■ Task to carry out
Copy out every line in the entries below that includes "panel".

■ Supplied records
______________________________
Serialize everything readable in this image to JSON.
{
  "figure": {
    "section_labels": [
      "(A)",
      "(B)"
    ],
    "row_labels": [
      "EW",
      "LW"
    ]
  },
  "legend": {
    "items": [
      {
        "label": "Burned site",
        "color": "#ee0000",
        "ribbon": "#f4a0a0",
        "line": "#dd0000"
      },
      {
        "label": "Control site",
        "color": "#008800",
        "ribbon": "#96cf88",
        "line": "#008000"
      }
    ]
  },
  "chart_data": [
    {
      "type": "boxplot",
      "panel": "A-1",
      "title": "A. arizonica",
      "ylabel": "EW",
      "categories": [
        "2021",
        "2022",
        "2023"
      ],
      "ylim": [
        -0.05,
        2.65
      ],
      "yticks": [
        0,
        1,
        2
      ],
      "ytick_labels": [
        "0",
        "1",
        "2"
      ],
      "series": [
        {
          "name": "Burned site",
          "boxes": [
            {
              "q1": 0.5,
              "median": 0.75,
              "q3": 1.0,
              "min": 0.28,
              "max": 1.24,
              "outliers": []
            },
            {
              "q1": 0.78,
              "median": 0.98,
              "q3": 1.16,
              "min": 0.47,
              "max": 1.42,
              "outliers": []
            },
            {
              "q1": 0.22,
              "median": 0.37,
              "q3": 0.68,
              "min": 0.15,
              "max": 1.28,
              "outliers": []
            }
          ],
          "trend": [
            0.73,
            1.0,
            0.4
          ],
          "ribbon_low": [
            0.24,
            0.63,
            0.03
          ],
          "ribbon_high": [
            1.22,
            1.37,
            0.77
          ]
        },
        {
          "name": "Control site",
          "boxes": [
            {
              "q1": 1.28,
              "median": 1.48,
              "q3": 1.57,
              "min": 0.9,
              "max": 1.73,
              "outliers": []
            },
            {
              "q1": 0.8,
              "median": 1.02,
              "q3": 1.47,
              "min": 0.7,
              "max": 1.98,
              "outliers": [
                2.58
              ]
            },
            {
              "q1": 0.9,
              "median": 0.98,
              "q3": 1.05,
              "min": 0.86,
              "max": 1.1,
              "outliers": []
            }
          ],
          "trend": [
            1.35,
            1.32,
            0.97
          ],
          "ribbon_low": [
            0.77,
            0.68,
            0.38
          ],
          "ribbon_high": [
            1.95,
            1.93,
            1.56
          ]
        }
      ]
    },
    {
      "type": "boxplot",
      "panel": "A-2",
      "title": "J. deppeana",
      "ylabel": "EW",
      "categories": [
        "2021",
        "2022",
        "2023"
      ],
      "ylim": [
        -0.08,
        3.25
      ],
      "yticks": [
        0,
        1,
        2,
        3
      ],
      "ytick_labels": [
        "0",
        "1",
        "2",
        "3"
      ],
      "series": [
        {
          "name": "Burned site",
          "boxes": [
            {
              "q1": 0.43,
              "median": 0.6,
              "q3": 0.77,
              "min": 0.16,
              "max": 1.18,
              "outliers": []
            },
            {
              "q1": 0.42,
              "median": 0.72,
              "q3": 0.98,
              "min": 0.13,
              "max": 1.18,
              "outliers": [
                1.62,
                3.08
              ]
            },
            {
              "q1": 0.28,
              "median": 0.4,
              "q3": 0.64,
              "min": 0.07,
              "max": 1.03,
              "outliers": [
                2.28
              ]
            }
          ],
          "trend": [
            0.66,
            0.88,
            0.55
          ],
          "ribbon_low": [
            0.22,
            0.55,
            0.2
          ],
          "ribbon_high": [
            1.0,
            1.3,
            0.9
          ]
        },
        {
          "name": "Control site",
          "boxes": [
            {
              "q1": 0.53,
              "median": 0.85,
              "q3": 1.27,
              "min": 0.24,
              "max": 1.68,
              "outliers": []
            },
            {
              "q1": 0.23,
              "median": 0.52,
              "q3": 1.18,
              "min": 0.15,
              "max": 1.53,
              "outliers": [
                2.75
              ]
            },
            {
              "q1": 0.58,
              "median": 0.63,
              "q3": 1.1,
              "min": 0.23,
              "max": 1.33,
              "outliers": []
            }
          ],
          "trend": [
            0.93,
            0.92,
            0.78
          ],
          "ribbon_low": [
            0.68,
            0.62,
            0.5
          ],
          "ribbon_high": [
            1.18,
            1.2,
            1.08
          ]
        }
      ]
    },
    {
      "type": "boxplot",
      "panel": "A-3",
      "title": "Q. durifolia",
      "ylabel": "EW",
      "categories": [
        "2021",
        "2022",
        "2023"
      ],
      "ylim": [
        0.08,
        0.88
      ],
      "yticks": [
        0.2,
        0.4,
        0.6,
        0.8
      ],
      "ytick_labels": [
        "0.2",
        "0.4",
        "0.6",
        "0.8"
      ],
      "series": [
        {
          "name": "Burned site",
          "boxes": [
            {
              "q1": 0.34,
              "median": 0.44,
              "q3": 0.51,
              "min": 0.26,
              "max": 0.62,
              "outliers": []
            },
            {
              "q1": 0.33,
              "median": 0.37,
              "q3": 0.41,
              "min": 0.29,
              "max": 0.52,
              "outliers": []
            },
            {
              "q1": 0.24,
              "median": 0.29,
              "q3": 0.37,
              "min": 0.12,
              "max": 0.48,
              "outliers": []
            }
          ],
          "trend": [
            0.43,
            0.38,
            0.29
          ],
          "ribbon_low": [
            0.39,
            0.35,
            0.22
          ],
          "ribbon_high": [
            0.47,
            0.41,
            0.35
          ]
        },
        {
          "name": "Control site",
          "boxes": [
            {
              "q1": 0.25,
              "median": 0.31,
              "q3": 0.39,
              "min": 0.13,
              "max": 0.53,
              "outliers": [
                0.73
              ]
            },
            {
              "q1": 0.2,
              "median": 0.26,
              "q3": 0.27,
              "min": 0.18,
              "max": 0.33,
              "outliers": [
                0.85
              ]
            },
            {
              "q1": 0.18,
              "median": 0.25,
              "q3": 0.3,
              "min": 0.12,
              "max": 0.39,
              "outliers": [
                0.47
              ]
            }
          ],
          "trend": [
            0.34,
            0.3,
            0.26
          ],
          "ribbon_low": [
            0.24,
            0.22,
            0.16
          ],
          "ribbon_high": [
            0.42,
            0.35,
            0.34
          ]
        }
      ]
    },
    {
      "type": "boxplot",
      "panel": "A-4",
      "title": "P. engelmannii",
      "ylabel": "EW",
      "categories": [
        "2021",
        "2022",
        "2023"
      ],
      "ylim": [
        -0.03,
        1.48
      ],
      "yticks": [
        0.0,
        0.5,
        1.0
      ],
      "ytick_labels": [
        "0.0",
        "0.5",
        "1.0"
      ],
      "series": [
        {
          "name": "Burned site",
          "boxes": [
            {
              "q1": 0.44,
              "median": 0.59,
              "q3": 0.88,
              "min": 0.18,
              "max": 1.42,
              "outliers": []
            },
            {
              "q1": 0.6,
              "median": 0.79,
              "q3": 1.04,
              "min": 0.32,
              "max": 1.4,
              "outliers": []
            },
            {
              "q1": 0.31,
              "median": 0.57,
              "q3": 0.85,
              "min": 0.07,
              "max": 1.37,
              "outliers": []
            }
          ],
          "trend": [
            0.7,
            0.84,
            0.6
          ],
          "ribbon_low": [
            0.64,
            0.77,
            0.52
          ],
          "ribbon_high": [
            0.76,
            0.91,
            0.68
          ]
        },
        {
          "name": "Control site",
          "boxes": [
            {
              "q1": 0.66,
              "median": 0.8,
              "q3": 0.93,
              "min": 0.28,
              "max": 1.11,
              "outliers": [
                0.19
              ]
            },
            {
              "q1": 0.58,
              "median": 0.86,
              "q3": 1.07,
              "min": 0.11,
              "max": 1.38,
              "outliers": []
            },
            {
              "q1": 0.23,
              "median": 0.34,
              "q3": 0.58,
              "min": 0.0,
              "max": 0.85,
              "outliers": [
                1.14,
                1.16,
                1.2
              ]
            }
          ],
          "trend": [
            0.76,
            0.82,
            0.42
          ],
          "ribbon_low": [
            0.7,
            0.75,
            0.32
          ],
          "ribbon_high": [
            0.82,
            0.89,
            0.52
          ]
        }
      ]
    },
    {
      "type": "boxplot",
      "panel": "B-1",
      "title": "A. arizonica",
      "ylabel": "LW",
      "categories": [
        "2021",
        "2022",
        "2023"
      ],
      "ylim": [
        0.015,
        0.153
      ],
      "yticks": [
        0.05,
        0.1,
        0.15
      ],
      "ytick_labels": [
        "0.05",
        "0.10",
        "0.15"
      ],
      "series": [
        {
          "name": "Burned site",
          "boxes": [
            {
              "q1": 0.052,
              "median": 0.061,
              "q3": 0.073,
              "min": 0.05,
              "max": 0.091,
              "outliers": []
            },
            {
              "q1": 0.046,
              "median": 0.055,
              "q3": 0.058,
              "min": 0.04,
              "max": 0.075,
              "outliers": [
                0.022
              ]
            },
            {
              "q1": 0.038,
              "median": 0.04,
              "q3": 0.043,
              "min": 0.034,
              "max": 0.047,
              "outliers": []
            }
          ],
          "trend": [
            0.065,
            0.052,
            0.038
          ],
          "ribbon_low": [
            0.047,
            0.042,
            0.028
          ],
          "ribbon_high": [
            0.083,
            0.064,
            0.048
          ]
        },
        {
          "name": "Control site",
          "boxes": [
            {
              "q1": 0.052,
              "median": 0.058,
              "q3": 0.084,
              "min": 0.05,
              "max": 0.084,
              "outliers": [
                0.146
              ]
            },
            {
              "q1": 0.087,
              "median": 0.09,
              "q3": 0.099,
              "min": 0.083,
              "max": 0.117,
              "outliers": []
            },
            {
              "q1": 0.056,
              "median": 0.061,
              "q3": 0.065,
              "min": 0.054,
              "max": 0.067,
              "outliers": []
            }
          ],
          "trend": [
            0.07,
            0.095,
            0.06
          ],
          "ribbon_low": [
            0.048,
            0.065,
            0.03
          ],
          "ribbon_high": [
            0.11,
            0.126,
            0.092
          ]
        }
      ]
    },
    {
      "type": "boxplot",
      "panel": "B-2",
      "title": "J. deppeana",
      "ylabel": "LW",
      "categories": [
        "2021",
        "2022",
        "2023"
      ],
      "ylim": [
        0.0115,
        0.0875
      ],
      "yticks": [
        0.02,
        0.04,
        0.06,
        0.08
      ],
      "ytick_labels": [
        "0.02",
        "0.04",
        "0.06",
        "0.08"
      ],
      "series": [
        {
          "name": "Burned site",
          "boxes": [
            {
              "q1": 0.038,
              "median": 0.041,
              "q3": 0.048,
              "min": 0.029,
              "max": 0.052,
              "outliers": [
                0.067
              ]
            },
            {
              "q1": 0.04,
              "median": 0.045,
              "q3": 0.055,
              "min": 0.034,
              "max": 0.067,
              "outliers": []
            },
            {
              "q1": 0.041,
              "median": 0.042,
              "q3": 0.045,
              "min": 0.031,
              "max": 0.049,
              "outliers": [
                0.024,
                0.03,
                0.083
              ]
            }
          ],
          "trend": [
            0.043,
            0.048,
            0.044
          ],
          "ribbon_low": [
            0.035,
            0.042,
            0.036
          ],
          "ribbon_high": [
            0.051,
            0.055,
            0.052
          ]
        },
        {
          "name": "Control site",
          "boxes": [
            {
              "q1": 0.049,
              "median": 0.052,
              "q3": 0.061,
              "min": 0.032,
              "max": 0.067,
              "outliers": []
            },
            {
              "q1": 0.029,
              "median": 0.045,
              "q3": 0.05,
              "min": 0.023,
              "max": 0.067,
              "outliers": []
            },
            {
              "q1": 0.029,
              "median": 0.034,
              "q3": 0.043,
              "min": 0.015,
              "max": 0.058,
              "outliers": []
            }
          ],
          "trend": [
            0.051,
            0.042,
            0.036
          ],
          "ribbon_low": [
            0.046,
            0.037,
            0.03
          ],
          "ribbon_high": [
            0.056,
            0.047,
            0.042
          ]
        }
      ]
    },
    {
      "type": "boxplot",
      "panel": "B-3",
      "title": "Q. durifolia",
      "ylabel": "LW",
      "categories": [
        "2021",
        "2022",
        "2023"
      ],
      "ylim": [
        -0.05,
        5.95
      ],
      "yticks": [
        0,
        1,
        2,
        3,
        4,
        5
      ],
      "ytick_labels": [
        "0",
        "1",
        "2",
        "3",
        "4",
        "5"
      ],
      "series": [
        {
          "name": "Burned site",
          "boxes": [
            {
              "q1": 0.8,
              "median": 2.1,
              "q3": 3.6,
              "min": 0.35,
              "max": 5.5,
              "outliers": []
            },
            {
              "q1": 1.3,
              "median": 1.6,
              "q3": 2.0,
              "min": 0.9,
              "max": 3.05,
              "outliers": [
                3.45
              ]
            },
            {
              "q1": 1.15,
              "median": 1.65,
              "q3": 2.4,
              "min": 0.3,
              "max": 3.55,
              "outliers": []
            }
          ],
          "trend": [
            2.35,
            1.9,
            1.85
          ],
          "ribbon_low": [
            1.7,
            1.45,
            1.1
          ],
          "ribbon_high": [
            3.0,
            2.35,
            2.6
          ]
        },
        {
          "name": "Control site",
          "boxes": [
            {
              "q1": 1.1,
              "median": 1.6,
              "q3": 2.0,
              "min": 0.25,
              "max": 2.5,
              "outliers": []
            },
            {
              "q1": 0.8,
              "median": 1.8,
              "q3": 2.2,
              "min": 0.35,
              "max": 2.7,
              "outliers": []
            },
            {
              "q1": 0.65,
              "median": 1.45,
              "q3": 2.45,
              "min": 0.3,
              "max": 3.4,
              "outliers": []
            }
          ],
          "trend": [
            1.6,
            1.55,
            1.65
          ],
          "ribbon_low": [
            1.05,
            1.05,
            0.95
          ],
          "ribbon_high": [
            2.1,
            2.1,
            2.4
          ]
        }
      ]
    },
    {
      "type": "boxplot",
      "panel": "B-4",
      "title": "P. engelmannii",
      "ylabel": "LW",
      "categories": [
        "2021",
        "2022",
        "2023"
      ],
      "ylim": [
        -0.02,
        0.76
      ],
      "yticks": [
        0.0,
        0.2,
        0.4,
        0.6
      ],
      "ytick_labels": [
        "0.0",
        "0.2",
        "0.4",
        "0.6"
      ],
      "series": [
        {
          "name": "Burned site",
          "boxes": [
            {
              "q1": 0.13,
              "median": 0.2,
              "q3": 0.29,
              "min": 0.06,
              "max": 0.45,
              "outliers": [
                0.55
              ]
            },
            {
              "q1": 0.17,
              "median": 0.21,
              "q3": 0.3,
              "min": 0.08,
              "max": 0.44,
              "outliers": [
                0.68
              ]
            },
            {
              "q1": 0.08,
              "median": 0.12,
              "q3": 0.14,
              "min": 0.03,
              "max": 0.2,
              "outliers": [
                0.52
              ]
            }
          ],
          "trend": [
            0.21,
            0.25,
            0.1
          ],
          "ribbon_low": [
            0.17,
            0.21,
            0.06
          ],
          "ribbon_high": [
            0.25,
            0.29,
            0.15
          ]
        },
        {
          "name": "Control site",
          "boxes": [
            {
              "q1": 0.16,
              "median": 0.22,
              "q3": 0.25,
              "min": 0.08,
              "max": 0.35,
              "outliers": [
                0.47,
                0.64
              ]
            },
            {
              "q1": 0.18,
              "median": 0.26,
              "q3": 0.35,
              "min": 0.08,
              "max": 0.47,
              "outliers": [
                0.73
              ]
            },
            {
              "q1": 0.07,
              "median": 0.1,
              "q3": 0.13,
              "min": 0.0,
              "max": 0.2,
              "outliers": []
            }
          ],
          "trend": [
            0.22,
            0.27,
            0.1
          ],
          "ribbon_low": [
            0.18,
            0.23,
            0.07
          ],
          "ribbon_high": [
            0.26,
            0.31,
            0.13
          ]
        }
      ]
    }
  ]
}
______________________________
■ Worked solution
      "panel": "A-1",
      "panel": "A-2",
      "panel": "A-3",
      "panel": "A-4",
      "panel": "B-1",
      "panel": "B-2",
      "panel": "B-3",
      "panel": "B-4",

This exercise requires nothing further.